*Document segment:*
##############################
I rely on that it's alpine SoC specific driver.

+ if (cluster != last_cluster) {
+ smp_call_function_single(cpu, al_a57_edac_l2merrsr,
+ edac_dev, 0);
+ last_cluster = cluster;
+ }

Here you depend on the CPUs being listed in cluster-order in the DT. I'm fairly sure the
numbering is arbitrary: On my Juno 0,3,4,5 are the A53 cluster, and 1,2 are the A57 cluster.

If 1,3,5 were cluster-a and 2,4,6 were cluster-b, you would end up calling
al_a57_edac_l2merrsr() for each cpu. As you don't wait, they could race.

If you can get a cpu-mask for each cluster, smp_call_function_any() would to the
pick-one-online-cpu work for you.
Again, I rely on that it's alpine SoC specific driver.
How can I get cpu-mask for each cluster? from DT?

+static int al_a57_edac_remove(struct platform_device *pdev)
+ struct edac_device_ctl_info *edac_dev = platform_get_drvdata(pdev);
+ edac_device_del_device(edac_dev->dev);
+ edac_device_free_ctl_info(edac_dev);

Your poll function schedule work on other CPUs and didn't wait, is it possible
al_a57_edac_l2merrsr() is still using this memory when you free it?
This will be okay, after using wait in smp_call_function_single().



To match the SPDX header?
Will be fixed.

Thanks for your detailed review.
##############################
*Requirements:*
Edit the EDAC driver review from the words "Again, I rely" through "you free it?", giving that span again with "poll function" changed to "polling routine".
##############################
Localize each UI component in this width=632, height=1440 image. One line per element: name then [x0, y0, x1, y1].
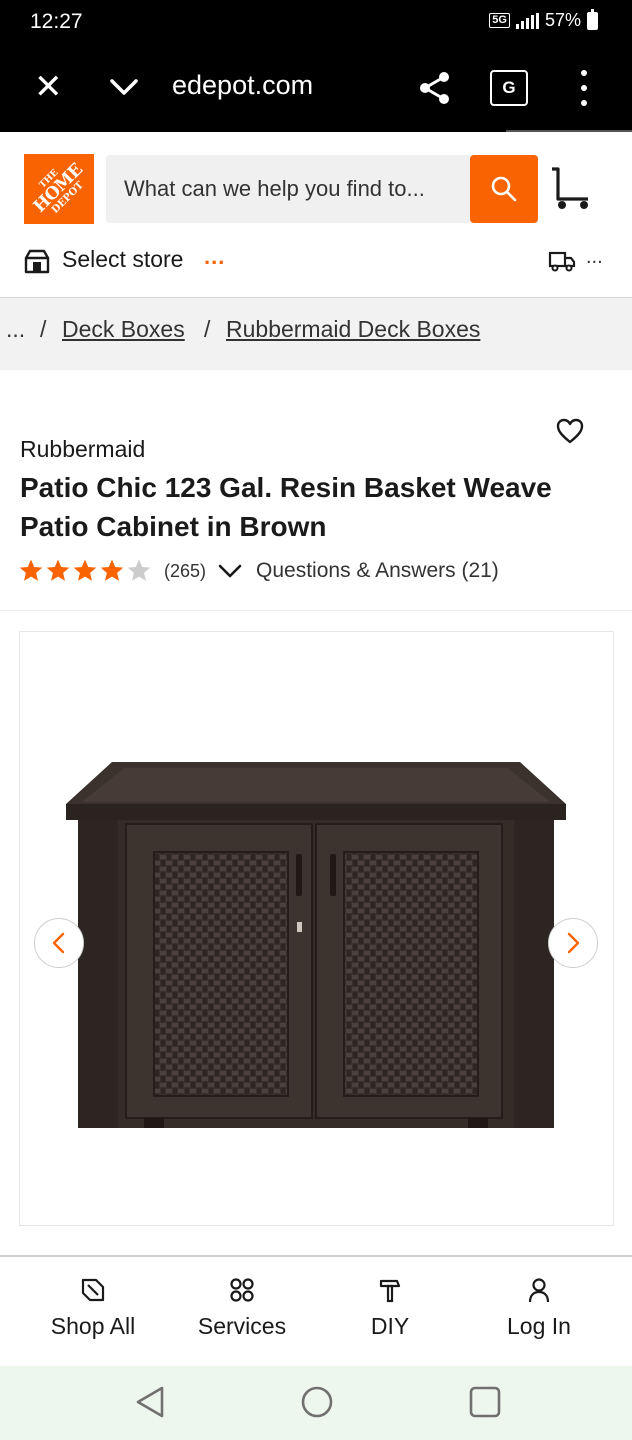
- battery-icon: [587, 8, 598, 30]
- search-icon: [491, 176, 517, 202]
- star-icon: [19, 559, 43, 581]
- home-depot-logo[interactable]: THE HOME DEPOT: [24, 154, 94, 224]
- status-bar: 12:27 5G 57%: [0, 0, 632, 44]
- breadcrumb-separator: /: [40, 316, 47, 342]
- breadcrumb-separator: /: [204, 316, 211, 342]
- heart-icon[interactable]: [556, 418, 584, 444]
- nav-label-log-in: Log In: [507, 1313, 571, 1339]
- star-icon: [100, 559, 124, 581]
- delivery-truck-icon[interactable]: [548, 250, 576, 272]
- delivery-loading-dots: ...: [586, 246, 603, 268]
- battery-percent: 57%: [544, 10, 581, 30]
- status-indicators: 5G 57%: [489, 8, 598, 31]
- search-bar: [106, 155, 538, 223]
- signal-icon: [515, 12, 539, 29]
- carousel-next-button[interactable]: [548, 918, 598, 968]
- person-icon: [528, 1278, 550, 1303]
- page-load-progress: [506, 130, 632, 132]
- star-icon: [73, 559, 97, 581]
- store-loading-dots: ...: [204, 244, 226, 269]
- section-divider: [0, 610, 632, 611]
- close-icon[interactable]: ✕: [34, 69, 63, 105]
- url-text[interactable]: edepot.com: [172, 70, 313, 101]
- translate-icon[interactable]: G: [490, 70, 528, 106]
- more-vert-icon[interactable]: [574, 70, 594, 106]
- nav-label-shop-all: Shop All: [50, 1313, 136, 1339]
- back-icon[interactable]: [132, 1384, 170, 1420]
- browser-toolbar: ✕ edepot.com G: [0, 44, 632, 132]
- product-image: [66, 762, 566, 1128]
- breadcrumb-deck-boxes[interactable]: Deck Boxes: [62, 316, 185, 343]
- nav-services[interactable]: Services: [192, 1277, 292, 1340]
- store-selector-row: Select store ... ...: [0, 240, 632, 284]
- star-rating[interactable]: [18, 558, 152, 584]
- star-icon: [127, 559, 151, 581]
- breadcrumb-rubbermaid-deck-boxes[interactable]: Rubbermaid Deck Boxes: [226, 316, 480, 343]
- nav-log-in[interactable]: Log In: [500, 1277, 578, 1340]
- review-count[interactable]: (265): [164, 561, 206, 582]
- rating-row[interactable]: (265) Questions & Answers (21): [18, 556, 499, 586]
- search-button[interactable]: [470, 155, 538, 223]
- star-icon: [46, 559, 70, 581]
- search-input[interactable]: [106, 155, 470, 223]
- product-image-carousel[interactable]: [19, 631, 614, 1226]
- status-time: 12:27: [30, 10, 83, 33]
- store-icon[interactable]: [24, 248, 50, 274]
- breadcrumb-ellipsis[interactable]: ...: [6, 316, 25, 343]
- questions-answers-link[interactable]: Questions & Answers (21): [256, 559, 499, 583]
- tag-icon: [81, 1278, 105, 1302]
- carousel-prev-button[interactable]: [34, 918, 84, 968]
- network-type: 5G: [489, 13, 510, 28]
- home-icon[interactable]: [298, 1384, 336, 1420]
- chevron-right-icon: [567, 932, 580, 954]
- nav-diy[interactable]: DIY: [360, 1277, 420, 1340]
- recents-icon[interactable]: [466, 1384, 504, 1420]
- chevron-left-icon: [52, 932, 65, 954]
- chevron-down-icon[interactable]: [218, 563, 242, 579]
- nav-shop-all[interactable]: Shop All: [46, 1277, 140, 1340]
- product-brand[interactable]: Rubbermaid: [20, 436, 145, 463]
- system-navigation-bar: [0, 1366, 632, 1440]
- share-icon[interactable]: [418, 70, 452, 106]
- bottom-navigation: Shop All Services DIY Log In: [0, 1255, 632, 1366]
- grid-icon: [230, 1278, 254, 1302]
- chevron-down-icon[interactable]: [108, 74, 140, 100]
- nav-label-diy: DIY: [370, 1313, 410, 1339]
- select-store-link[interactable]: Select store: [62, 246, 183, 273]
- breadcrumb: ... / Deck Boxes / Rubbermaid Deck Boxes: [0, 297, 632, 370]
- product-title: Patio Chic 123 Gal. Resin Basket Weave P…: [20, 472, 552, 542]
- nav-label-services: Services: [197, 1313, 287, 1339]
- hammer-icon: [379, 1279, 401, 1303]
- cart-icon[interactable]: [548, 167, 594, 211]
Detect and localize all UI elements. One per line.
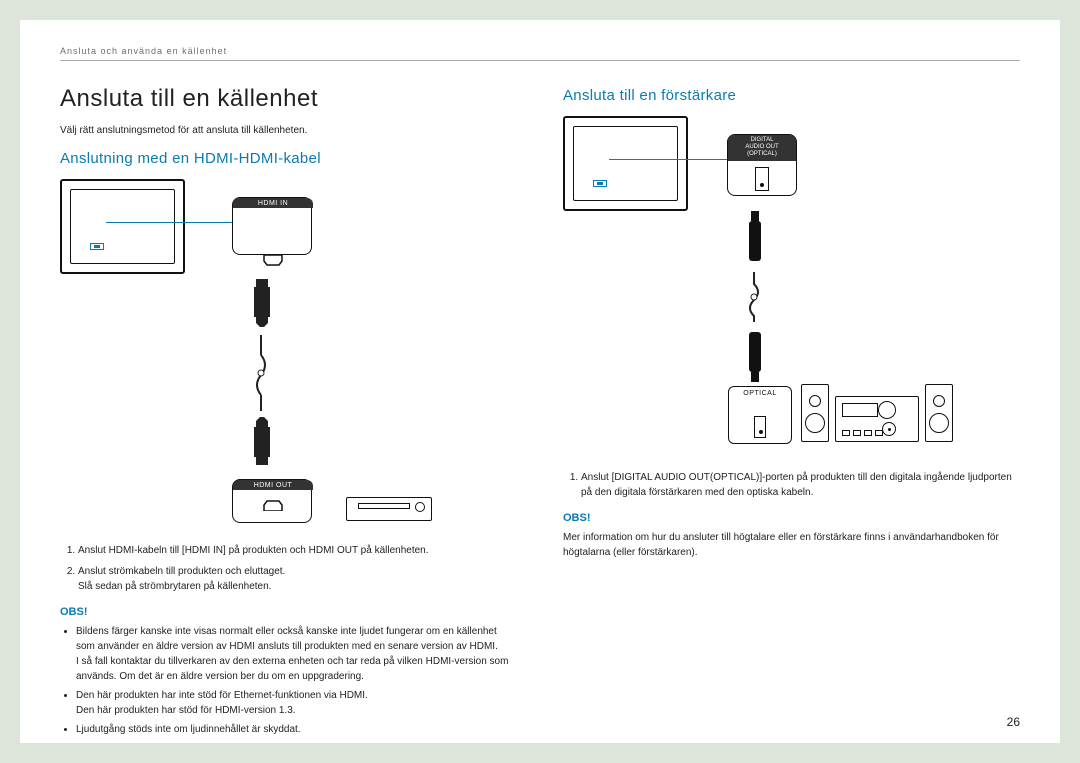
obs-heading: OBS! [60, 606, 517, 618]
hdmi-in-port-icon: HDMI IN [232, 197, 312, 255]
manual-page: Ansluta och använda en källenhet Ansluta… [20, 20, 1060, 743]
connection-line [106, 222, 232, 223]
hdmi-out-port-icon: HDMI OUT [232, 479, 312, 523]
tv-port-icon [90, 243, 104, 250]
amp-note: Mer information om hur du ansluter till … [563, 530, 1020, 560]
hdmi-jack-icon [262, 495, 284, 516]
optical-plug-bottom-icon [749, 322, 761, 382]
page-number: 26 [1007, 715, 1020, 729]
content-columns: Ansluta till en källenhet Välj rätt ansl… [60, 85, 1020, 741]
step-item: Anslut [DIGITAL AUDIO OUT(OPTICAL)]-port… [581, 470, 1020, 500]
note-item: Den här produkten har inte stöd för Ethe… [76, 688, 517, 718]
left-column: Ansluta till en källenhet Välj rätt ansl… [60, 85, 517, 741]
dvd-player-icon [346, 497, 432, 521]
digital-audio-out-port-icon: DIGITAL AUDIO OUT (OPTICAL) [727, 134, 797, 196]
label-row: AUDIO OUT [745, 144, 778, 150]
note-item: Bildens färger kanske inte visas normalt… [76, 624, 517, 684]
speaker-icon [801, 384, 829, 442]
tv-icon [563, 116, 688, 211]
hdmi-out-label: HDMI OUT [233, 480, 313, 490]
speaker-icon [925, 384, 953, 442]
hdmi-jack-icon [262, 255, 284, 271]
amp-diagram: DIGITAL AUDIO OUT (OPTICAL) OPTICAL [563, 116, 1020, 456]
intro-text: Välj rätt anslutningsmetod för att anslu… [60, 125, 517, 136]
optical-jack-icon [754, 416, 766, 438]
section-amp-title: Ansluta till en förstärkare [563, 87, 1020, 104]
amp-steps: Anslut [DIGITAL AUDIO OUT(OPTICAL)]-port… [563, 470, 1020, 500]
connection-line [609, 159, 729, 160]
hdmi-plug-top-icon [250, 279, 274, 333]
breadcrumb: Ansluta och använda en källenhet [60, 46, 1020, 61]
obs-heading: OBS! [563, 512, 1020, 524]
hdmi-in-label: HDMI IN [233, 198, 313, 208]
cable-icon [256, 335, 267, 385]
amplifier-icon [835, 396, 919, 442]
tv-port-icon [593, 180, 607, 187]
label-row: (OPTICAL) [747, 151, 777, 157]
optical-in-port-icon: OPTICAL [728, 386, 792, 444]
hdmi-plug-bottom-icon [250, 411, 274, 465]
hdmi-diagram: HDMI IN HDMI OUT [60, 179, 517, 529]
digital-audio-label: DIGITAL AUDIO OUT (OPTICAL) [728, 135, 796, 161]
note-item: Ljudutgång stöds inte om ljudinnehållet … [76, 722, 517, 737]
optical-label: OPTICAL [729, 390, 791, 397]
right-column: Ansluta till en förstärkare DIGITAL AUDI… [563, 85, 1020, 741]
hdmi-notes: Bildens färger kanske inte visas normalt… [60, 624, 517, 737]
cable-icon [749, 272, 760, 322]
amplifier-system-icon [801, 384, 953, 442]
step-item: Anslut strömkabeln till produkten och el… [78, 564, 517, 594]
tv-icon [60, 179, 185, 274]
hdmi-steps: Anslut HDMI-kabeln till [HDMI IN] på pro… [60, 543, 517, 594]
step-item: Anslut HDMI-kabeln till [HDMI IN] på pro… [78, 543, 517, 558]
label-row: DIGITAL [751, 137, 774, 143]
optical-jack-icon [755, 167, 769, 191]
optical-plug-top-icon [749, 211, 761, 271]
page-title: Ansluta till en källenhet [60, 85, 517, 113]
section-hdmi-title: Anslutning med en HDMI-HDMI-kabel [60, 150, 517, 167]
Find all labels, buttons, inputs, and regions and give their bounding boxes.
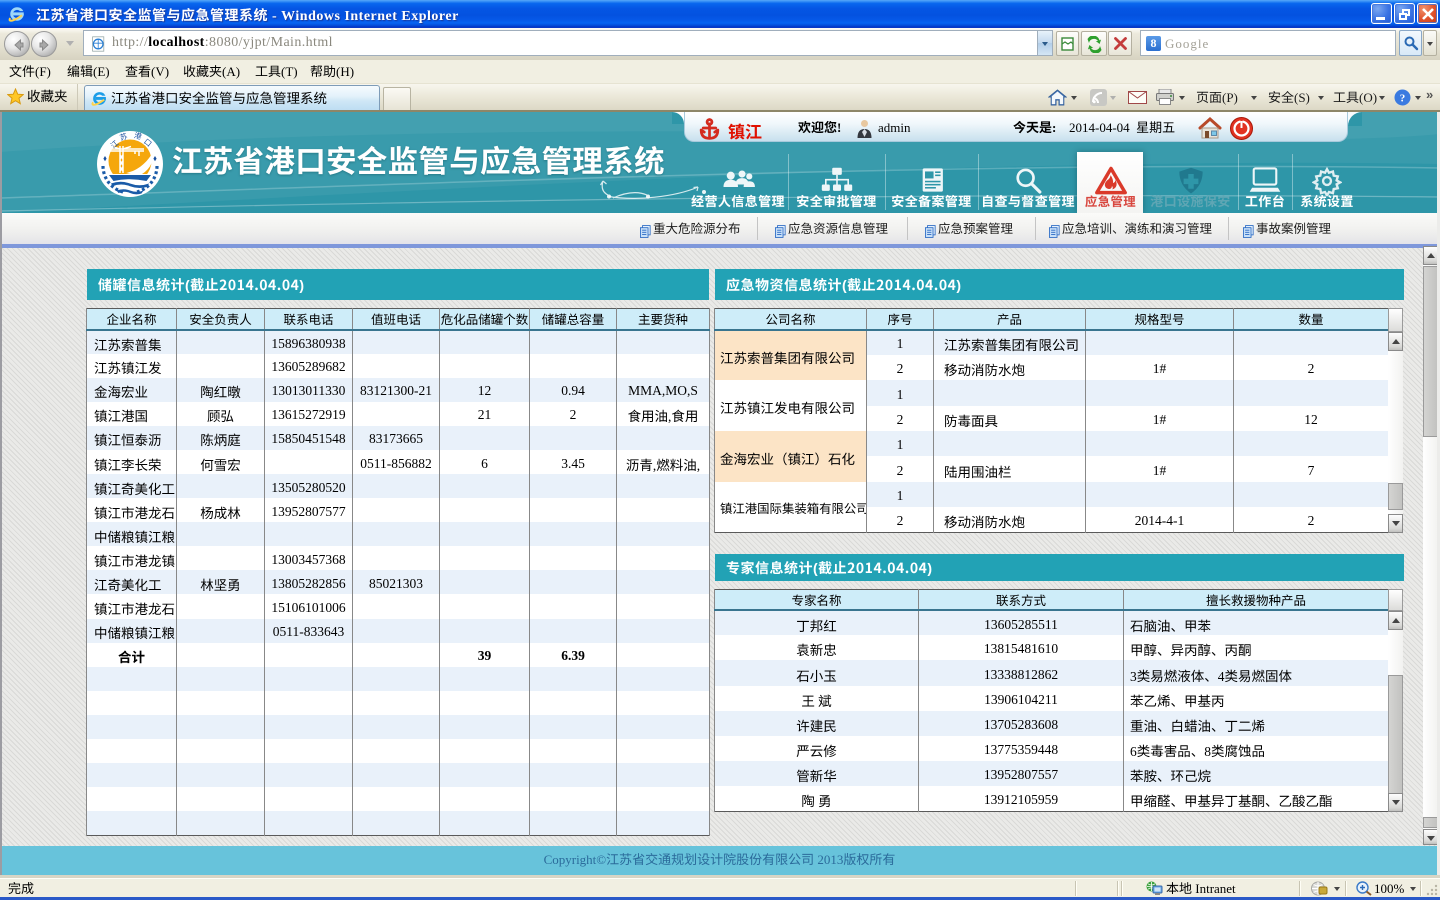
svg-text:?: ?	[1400, 93, 1406, 105]
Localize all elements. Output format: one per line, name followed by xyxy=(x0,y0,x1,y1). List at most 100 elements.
##############################
*The reply:*
Again, I rely on that it's alpine SoC specific driver.
How can I get cpu-mask for each cluster? from DT?

+static int al_a57_edac_remove(struct platform_device *pdev)
+ struct edac_device_ctl_info *edac_dev = platform_get_drvdata(pdev);
+ edac_device_del_device(edac_dev->dev);
+ edac_device_free_ctl_info(edac_dev);

Your polling routine schedule work on other CPUs and didn't wait, is it possible
al_a57_edac_l2merrsr() is still using this memory when you free it?